Task directions ->
Scan each line of the records for the word "Revenue" and extract the ones that have it.

* begin Supplied data *

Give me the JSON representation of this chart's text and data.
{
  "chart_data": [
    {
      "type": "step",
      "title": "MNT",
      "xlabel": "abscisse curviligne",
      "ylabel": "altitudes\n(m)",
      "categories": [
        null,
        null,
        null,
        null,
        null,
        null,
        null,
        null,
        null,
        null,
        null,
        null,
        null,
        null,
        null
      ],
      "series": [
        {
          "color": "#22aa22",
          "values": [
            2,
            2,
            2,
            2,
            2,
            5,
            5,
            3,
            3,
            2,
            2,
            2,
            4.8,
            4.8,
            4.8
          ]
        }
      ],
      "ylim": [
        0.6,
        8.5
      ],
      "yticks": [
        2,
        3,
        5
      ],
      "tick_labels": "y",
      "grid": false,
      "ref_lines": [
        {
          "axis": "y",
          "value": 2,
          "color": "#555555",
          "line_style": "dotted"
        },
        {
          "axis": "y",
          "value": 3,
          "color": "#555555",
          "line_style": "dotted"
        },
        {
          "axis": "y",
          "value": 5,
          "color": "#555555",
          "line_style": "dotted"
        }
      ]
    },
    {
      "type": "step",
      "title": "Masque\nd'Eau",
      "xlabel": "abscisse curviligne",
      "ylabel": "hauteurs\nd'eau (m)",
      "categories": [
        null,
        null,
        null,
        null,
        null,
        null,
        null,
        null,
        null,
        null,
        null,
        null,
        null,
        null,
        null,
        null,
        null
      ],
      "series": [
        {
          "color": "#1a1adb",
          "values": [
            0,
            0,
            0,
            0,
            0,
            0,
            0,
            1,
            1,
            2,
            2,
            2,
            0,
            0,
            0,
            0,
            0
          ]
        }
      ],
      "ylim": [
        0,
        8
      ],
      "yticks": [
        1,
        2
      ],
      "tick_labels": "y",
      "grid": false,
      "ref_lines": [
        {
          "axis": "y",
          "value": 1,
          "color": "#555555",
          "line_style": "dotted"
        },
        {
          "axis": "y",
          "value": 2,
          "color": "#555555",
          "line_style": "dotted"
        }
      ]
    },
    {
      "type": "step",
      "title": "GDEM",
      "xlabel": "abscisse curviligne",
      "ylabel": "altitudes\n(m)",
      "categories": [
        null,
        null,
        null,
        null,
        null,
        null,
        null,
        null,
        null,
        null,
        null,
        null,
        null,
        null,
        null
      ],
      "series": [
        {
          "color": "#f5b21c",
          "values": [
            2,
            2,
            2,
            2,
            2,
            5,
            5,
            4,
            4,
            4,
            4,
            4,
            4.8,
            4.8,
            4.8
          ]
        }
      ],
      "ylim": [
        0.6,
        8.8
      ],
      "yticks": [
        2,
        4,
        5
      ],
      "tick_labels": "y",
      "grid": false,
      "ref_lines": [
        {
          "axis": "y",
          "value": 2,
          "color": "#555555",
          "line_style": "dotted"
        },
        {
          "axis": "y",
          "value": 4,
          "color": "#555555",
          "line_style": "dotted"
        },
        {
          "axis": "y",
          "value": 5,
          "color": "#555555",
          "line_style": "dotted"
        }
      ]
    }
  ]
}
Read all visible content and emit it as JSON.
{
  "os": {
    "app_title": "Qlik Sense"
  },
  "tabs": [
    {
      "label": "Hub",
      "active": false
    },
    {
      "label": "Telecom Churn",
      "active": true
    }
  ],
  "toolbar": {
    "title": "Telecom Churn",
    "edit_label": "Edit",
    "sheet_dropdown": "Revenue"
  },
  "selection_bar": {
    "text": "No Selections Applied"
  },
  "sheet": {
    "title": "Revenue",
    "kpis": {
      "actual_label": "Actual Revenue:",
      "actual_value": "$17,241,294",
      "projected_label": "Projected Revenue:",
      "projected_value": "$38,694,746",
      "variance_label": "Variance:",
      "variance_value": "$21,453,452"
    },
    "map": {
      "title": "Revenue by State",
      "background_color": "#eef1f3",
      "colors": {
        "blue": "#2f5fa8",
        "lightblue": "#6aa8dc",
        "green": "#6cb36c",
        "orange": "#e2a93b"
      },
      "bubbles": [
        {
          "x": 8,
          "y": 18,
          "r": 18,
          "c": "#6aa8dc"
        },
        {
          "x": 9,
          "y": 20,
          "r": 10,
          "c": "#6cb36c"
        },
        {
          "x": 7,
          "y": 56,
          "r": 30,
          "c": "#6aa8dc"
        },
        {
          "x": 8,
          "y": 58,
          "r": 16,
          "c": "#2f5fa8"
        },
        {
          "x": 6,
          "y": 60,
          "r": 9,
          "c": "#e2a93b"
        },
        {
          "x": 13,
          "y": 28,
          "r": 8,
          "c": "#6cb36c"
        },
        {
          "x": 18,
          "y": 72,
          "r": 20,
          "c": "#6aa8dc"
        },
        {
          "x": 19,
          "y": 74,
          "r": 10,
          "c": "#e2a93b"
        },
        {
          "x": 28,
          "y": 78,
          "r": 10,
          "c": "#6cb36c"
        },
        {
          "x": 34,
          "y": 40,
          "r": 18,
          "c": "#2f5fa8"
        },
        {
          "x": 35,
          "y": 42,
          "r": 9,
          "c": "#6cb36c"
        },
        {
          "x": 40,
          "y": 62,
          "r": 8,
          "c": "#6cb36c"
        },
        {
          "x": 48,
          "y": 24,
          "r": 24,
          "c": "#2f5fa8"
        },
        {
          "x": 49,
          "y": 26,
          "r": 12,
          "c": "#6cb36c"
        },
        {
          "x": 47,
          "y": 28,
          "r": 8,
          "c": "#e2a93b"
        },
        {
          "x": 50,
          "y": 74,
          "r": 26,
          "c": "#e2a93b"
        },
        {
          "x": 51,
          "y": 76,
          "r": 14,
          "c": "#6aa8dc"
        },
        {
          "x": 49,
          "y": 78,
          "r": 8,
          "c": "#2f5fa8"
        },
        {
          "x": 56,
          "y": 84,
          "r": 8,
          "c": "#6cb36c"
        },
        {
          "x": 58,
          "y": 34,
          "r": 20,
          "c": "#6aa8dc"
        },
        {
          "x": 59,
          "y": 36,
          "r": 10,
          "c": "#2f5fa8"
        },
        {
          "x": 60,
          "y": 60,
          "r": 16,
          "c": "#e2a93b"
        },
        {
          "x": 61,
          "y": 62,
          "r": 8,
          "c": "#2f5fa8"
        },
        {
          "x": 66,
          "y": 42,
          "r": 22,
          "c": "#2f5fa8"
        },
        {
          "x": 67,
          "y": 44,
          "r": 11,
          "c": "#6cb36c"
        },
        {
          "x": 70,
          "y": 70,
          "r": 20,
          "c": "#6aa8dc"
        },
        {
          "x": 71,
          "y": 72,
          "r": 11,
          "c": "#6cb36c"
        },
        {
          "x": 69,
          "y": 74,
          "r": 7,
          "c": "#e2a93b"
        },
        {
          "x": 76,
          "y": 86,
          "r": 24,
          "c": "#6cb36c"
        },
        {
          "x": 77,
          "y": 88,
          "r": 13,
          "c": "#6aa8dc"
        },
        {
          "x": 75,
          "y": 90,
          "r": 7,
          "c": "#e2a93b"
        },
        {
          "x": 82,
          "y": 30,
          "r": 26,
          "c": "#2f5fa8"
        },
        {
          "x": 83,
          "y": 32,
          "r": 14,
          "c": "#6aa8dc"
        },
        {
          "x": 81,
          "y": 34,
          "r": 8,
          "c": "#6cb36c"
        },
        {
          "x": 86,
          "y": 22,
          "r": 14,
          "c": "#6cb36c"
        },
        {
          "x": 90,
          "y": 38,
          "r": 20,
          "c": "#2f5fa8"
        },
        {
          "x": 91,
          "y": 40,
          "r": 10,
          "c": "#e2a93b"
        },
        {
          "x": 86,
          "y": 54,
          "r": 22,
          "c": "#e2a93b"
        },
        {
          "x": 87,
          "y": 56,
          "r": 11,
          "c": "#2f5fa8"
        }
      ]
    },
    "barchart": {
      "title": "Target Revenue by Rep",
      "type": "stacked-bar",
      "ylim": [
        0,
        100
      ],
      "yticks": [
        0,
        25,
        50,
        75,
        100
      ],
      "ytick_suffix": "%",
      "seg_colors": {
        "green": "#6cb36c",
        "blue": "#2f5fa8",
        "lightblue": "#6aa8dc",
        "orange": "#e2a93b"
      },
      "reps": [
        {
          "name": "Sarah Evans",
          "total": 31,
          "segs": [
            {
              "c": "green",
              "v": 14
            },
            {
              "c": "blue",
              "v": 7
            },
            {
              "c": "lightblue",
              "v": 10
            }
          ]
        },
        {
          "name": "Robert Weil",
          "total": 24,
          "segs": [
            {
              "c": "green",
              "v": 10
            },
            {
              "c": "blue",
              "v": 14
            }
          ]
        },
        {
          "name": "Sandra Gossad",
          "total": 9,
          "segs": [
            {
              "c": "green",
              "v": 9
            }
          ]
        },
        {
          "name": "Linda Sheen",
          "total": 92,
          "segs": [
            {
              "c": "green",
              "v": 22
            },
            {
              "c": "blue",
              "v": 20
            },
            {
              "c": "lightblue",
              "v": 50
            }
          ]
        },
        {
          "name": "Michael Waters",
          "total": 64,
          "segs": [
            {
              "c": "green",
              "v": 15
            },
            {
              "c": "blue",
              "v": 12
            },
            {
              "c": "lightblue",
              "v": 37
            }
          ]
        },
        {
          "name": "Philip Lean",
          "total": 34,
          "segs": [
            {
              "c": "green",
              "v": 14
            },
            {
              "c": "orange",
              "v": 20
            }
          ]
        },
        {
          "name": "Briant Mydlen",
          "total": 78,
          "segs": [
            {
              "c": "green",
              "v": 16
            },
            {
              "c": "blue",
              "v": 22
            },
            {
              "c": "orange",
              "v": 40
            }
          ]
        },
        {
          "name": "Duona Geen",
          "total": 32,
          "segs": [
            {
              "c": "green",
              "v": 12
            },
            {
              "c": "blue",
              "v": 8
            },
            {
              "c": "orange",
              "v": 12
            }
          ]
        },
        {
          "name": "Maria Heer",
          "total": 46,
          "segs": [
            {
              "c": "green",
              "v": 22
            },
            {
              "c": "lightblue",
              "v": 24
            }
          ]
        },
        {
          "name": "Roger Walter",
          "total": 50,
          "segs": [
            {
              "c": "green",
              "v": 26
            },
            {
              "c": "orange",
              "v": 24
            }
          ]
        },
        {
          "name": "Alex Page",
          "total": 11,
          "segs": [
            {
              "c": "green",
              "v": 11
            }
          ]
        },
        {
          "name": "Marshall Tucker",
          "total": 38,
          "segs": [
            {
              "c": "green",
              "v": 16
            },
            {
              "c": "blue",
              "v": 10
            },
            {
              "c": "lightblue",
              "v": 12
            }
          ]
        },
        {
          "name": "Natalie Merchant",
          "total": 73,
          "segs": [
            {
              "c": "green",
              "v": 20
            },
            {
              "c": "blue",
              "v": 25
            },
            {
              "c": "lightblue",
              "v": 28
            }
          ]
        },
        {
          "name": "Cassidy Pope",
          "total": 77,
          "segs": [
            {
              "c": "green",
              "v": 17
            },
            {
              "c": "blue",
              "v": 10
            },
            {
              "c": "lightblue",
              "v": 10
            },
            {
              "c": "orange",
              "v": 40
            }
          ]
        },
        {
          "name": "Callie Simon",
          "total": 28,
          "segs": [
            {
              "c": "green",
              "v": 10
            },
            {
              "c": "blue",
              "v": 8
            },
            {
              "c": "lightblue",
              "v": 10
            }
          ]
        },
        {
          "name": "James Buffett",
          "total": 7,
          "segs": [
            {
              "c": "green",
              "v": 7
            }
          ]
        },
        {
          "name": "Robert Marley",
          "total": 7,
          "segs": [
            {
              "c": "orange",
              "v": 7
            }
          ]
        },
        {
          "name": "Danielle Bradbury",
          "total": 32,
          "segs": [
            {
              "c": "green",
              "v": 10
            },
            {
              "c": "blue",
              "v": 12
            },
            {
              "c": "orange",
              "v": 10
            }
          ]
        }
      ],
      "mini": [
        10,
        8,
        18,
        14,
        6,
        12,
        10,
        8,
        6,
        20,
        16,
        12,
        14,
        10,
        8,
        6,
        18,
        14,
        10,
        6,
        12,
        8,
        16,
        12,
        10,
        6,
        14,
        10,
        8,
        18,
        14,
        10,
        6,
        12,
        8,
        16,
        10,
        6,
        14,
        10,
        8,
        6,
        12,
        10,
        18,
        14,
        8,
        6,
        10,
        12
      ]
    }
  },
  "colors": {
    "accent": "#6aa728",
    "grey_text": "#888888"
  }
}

* end Supplied data *
* begin Supplied data *

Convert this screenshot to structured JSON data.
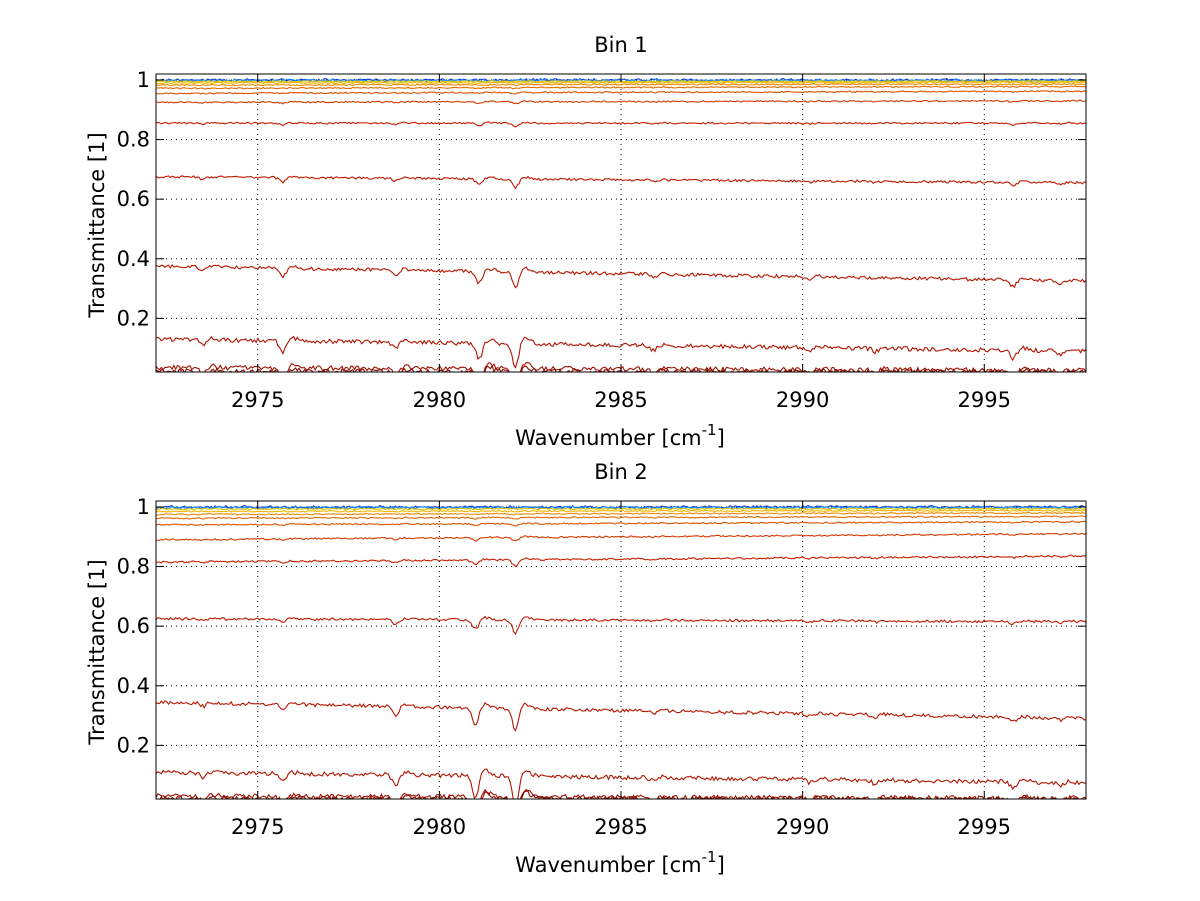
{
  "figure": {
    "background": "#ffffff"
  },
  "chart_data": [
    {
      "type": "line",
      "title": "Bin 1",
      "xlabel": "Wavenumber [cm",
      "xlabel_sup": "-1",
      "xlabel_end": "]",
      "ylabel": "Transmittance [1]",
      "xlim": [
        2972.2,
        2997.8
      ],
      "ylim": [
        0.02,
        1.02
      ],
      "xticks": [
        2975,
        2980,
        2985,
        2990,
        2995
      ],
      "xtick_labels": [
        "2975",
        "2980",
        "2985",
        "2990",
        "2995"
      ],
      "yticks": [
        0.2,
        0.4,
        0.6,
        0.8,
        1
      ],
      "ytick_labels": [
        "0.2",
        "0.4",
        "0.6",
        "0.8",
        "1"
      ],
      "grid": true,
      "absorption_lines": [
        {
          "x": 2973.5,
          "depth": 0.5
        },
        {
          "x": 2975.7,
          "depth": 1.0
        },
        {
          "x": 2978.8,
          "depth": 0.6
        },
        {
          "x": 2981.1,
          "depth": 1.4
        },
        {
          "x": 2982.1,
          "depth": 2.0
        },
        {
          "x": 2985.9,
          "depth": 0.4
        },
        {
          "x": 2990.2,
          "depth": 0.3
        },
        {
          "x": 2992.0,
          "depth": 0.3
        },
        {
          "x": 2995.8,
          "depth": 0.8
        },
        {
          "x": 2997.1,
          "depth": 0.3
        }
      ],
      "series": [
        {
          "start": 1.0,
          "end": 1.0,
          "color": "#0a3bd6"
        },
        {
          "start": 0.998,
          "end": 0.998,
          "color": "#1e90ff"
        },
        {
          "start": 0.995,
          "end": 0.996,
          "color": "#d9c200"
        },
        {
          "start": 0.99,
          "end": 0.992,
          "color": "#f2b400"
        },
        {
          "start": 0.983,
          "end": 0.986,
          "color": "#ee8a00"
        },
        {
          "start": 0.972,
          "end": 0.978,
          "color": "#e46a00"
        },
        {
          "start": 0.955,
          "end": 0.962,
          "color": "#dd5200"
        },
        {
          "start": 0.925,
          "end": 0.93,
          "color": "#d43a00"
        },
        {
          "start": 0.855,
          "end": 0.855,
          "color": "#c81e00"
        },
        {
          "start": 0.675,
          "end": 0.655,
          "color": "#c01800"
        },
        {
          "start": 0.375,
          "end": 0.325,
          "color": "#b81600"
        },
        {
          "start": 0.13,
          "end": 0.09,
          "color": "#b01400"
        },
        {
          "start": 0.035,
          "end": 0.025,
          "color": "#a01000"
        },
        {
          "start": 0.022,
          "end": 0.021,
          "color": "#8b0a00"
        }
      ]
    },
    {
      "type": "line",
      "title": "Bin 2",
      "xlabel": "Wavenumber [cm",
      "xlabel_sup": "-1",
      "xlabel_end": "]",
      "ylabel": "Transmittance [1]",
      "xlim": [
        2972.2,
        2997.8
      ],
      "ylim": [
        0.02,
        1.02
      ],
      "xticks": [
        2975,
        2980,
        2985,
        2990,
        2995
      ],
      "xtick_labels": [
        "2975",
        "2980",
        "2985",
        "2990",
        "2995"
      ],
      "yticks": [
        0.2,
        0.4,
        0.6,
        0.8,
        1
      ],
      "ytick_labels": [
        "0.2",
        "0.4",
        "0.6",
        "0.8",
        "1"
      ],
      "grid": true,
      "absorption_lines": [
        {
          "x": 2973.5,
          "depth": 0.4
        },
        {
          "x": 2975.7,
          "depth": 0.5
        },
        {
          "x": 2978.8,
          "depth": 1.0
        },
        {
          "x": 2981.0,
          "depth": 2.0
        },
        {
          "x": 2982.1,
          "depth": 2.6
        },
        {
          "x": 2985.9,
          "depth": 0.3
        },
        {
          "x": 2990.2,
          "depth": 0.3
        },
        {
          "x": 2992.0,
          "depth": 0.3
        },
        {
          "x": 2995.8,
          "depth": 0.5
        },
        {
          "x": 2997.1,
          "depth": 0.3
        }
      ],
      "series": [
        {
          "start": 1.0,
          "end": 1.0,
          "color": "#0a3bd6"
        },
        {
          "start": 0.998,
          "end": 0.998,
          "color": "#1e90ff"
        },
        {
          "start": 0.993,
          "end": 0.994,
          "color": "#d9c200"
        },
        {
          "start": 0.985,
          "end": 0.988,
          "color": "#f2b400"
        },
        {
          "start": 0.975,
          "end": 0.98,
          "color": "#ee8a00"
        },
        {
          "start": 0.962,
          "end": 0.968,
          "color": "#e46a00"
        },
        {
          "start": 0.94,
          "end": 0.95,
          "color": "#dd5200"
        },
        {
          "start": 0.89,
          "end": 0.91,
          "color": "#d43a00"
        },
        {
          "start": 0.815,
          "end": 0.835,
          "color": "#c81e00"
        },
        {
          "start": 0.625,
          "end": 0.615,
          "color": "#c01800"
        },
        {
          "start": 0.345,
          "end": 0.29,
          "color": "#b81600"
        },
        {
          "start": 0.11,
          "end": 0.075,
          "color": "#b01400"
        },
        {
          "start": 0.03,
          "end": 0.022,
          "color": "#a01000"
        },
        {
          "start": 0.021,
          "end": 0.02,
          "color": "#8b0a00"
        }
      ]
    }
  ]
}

* end Supplied data *

Complete response ->
    "sheet_dropdown": "Revenue"
    "title": "Revenue",
      "actual_label": "Actual Revenue:",
      "projected_label": "Projected Revenue:",
      "title": "Revenue by State",
      "title": "Target Revenue by Rep",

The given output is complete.